> **DESCRIPTION OF THE TASK**:
Look through the listing below and give the number of lines that hold "Blank". Say nothing more.

Saved entries:
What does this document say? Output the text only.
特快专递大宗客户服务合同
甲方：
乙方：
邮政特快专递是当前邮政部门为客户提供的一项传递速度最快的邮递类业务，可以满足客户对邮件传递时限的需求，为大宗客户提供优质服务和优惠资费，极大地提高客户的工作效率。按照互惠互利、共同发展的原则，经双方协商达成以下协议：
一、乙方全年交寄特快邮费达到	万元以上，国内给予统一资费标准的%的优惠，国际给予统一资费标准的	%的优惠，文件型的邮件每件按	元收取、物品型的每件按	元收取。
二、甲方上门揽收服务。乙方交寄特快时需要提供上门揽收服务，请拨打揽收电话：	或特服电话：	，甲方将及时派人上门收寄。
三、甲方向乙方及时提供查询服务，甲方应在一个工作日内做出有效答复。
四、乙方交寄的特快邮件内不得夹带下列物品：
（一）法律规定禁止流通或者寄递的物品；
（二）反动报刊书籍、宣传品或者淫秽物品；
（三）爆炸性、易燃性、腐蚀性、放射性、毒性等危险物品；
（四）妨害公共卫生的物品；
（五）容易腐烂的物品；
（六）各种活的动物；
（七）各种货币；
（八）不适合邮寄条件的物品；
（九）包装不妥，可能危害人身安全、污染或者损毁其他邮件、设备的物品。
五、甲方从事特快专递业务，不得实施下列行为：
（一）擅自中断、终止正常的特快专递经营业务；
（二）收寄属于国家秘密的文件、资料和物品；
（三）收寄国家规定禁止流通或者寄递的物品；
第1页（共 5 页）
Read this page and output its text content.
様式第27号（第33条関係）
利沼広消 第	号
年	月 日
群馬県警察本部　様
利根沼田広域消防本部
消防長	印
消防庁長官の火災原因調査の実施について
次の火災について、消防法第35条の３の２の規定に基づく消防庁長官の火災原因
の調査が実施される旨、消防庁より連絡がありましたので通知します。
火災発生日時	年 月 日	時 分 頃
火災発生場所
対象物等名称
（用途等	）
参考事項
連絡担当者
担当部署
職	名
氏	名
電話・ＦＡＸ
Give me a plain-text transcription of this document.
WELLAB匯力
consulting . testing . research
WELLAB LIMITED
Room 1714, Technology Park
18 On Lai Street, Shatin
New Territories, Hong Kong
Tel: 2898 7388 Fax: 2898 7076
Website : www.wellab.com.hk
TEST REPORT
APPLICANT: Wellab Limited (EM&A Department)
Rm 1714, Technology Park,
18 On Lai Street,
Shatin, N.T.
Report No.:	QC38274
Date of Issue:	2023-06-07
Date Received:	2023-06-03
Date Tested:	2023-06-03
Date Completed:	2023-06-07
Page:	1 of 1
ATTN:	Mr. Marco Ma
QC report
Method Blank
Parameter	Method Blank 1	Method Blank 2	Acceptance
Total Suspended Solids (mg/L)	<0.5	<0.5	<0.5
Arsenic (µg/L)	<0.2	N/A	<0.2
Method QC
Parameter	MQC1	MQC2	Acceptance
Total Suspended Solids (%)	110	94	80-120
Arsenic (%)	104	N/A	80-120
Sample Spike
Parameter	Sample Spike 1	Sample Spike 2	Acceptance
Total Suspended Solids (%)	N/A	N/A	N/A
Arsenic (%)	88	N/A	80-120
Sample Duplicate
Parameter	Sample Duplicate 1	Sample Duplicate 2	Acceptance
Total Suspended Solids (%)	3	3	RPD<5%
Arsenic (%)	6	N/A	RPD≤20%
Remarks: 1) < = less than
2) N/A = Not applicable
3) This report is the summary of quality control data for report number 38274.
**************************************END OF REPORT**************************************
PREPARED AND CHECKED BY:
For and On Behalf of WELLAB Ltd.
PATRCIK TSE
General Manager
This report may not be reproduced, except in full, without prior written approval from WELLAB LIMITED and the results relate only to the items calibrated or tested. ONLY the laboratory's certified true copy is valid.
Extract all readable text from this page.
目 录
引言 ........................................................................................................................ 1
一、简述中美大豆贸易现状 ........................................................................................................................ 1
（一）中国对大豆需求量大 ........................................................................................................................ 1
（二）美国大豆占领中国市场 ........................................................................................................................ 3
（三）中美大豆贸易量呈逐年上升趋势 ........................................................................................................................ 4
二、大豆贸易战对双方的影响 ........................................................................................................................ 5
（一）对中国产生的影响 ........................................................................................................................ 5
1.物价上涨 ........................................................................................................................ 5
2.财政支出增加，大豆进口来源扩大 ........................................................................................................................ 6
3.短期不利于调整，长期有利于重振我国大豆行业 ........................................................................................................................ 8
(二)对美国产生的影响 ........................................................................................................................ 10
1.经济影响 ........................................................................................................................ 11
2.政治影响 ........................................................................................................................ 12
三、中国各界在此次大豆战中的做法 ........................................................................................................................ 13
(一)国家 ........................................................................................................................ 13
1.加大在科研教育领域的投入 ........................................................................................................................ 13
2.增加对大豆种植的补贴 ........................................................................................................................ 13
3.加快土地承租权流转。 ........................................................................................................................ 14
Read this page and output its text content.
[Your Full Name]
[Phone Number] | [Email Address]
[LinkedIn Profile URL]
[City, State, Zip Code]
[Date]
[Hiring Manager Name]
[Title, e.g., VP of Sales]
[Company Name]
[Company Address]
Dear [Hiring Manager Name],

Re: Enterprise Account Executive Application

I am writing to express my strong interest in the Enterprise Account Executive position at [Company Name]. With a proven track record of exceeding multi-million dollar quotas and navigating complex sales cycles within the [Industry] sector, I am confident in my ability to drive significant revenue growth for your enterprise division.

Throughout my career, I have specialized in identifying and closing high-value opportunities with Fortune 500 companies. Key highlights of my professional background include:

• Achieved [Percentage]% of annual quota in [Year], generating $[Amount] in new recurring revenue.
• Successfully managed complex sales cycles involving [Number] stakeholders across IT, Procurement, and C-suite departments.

> **SOLUTION FOR THIS EXERCISE**:
2